Aim of the exercise
Return all lines below containing the word "نقاط".

(Collection entries)
# # #

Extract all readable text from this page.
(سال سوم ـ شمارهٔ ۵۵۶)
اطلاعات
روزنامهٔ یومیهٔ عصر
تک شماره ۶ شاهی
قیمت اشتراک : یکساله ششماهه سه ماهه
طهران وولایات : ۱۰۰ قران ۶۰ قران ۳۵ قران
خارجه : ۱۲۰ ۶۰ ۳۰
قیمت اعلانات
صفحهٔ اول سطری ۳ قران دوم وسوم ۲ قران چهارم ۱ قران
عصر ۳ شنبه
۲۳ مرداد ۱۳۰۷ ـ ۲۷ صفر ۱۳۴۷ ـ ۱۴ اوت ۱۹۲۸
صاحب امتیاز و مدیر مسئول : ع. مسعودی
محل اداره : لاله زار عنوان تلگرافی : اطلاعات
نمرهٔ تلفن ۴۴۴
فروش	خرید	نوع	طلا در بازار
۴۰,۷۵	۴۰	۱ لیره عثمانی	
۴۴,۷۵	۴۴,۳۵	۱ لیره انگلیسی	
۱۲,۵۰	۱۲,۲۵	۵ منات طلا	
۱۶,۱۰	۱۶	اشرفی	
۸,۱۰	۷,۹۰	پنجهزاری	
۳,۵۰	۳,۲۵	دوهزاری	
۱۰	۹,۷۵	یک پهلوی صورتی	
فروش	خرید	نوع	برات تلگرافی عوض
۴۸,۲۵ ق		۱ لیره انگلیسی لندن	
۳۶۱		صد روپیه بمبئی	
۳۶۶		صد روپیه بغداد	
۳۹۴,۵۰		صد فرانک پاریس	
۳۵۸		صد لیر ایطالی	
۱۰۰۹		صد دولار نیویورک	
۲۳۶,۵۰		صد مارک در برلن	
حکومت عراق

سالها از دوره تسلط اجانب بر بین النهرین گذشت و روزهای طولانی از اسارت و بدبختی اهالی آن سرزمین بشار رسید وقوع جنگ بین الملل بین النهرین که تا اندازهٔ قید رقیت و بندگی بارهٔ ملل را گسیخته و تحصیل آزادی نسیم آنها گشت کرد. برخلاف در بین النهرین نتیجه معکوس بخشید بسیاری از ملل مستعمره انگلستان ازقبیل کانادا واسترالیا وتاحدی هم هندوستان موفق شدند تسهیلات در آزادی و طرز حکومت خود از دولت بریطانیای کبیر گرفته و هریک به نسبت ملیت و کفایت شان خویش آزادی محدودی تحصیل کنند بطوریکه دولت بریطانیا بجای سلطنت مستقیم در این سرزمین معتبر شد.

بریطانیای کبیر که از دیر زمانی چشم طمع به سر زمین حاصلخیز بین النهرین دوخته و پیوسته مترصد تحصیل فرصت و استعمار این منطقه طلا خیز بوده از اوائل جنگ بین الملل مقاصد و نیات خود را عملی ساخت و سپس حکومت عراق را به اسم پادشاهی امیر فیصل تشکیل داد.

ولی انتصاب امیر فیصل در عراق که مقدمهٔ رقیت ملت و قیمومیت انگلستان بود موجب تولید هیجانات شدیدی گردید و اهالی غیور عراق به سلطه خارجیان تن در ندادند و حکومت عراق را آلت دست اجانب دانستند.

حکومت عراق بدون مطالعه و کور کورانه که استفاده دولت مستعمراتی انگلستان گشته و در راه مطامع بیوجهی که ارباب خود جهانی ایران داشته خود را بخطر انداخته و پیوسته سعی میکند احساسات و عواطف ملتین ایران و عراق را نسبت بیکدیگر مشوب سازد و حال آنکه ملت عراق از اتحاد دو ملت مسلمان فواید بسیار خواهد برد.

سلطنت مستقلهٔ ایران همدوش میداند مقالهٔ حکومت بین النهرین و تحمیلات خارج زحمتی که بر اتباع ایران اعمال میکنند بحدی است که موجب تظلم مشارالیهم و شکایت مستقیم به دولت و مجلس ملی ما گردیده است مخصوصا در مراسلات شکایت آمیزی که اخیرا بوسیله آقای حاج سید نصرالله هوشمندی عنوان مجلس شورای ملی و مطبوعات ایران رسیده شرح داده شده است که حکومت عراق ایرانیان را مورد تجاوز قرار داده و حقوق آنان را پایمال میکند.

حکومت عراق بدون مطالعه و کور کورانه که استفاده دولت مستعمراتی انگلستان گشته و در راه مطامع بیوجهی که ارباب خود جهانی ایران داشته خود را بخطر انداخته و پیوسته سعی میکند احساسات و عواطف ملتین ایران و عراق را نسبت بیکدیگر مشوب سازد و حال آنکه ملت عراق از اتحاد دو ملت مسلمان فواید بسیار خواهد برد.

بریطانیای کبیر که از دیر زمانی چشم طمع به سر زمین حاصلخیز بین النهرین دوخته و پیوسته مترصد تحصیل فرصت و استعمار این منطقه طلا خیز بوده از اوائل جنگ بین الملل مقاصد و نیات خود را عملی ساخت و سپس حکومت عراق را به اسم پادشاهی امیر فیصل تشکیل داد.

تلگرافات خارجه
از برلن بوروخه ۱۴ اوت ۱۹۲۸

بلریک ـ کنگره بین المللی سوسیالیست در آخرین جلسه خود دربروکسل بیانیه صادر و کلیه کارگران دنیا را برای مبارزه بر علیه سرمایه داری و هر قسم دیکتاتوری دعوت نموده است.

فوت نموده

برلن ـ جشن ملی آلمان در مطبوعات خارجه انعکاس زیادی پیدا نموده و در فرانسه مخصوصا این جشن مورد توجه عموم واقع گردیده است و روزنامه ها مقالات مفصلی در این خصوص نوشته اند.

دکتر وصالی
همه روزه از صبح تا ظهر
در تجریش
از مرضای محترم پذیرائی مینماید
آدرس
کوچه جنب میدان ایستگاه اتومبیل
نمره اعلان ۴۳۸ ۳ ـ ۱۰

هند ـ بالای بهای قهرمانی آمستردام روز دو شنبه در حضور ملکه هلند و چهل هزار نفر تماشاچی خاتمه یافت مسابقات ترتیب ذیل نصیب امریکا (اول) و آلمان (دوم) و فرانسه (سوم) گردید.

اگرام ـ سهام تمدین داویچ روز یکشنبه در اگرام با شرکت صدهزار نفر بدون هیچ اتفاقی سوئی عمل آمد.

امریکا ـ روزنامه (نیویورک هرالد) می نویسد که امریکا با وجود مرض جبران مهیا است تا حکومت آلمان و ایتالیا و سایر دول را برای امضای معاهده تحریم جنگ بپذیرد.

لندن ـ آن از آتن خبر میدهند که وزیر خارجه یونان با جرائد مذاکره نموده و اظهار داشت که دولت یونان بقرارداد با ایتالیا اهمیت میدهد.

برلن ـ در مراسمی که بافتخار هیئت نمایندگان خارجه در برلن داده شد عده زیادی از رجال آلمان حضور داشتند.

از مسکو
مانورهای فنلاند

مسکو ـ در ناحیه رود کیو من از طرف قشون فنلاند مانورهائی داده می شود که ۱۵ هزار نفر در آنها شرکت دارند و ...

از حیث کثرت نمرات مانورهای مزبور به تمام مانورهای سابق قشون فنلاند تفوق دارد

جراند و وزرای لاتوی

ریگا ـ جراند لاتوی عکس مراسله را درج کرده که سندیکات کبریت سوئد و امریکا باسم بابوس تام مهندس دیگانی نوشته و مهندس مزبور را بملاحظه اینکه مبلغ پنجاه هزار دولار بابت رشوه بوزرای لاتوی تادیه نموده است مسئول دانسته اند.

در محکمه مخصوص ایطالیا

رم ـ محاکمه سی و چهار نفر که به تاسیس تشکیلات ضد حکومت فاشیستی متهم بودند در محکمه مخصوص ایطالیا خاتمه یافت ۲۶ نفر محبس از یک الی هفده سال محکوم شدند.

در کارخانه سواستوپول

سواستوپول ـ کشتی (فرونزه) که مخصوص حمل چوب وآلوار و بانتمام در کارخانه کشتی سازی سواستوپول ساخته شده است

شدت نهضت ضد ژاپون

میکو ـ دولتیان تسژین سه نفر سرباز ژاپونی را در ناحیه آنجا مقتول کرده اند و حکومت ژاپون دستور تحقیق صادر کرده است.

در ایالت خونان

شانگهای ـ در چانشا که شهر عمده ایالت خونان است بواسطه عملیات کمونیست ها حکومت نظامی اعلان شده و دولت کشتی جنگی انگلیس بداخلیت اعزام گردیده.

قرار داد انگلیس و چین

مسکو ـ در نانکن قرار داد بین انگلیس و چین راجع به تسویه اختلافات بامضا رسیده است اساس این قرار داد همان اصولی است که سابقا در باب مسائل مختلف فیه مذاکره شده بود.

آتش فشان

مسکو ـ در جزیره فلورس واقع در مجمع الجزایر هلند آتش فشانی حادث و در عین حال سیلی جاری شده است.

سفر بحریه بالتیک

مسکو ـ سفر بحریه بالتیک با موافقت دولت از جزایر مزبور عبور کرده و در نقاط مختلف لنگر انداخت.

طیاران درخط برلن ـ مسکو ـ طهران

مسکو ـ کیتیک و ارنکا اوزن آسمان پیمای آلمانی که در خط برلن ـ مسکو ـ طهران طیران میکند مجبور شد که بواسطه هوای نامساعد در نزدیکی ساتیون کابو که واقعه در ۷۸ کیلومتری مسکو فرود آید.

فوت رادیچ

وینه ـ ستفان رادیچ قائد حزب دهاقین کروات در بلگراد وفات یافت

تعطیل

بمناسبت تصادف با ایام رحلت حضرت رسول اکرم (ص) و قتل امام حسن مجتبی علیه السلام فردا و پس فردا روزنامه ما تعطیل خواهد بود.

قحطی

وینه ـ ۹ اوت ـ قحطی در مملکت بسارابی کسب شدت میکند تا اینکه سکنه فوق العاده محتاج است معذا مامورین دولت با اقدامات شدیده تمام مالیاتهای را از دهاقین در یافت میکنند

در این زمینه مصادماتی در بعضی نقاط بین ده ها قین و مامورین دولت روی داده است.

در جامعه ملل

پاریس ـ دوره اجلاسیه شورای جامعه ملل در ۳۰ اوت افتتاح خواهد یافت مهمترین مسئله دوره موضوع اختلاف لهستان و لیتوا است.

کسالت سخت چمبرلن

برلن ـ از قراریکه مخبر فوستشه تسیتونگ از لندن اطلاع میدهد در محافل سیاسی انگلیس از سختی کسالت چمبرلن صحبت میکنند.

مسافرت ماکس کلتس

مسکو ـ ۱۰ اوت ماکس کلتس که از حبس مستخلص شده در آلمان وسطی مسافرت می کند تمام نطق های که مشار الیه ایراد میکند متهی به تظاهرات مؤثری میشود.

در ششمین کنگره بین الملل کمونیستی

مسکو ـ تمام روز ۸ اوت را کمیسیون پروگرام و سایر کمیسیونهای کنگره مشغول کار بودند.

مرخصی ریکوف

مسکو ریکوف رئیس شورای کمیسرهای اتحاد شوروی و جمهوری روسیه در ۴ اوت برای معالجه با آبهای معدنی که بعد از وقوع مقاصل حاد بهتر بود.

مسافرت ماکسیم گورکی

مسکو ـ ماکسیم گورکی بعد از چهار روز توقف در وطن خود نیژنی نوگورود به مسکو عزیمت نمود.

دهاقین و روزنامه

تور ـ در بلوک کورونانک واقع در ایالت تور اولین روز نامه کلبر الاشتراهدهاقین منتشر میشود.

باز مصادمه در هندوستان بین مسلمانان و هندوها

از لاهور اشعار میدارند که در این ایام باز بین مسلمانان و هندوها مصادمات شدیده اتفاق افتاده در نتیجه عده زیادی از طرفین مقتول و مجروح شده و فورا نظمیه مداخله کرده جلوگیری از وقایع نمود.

# # #

Finished exercise
مسکو ـ سفر بحریه بالتیک با موافقت دولت از جزایر مزبور عبور کرده و در نقاط مختلف لنگر انداخت.
در این زمینه مصادماتی در بعضی نقاط بین ده ها قین و مامورین دولت روی داده است.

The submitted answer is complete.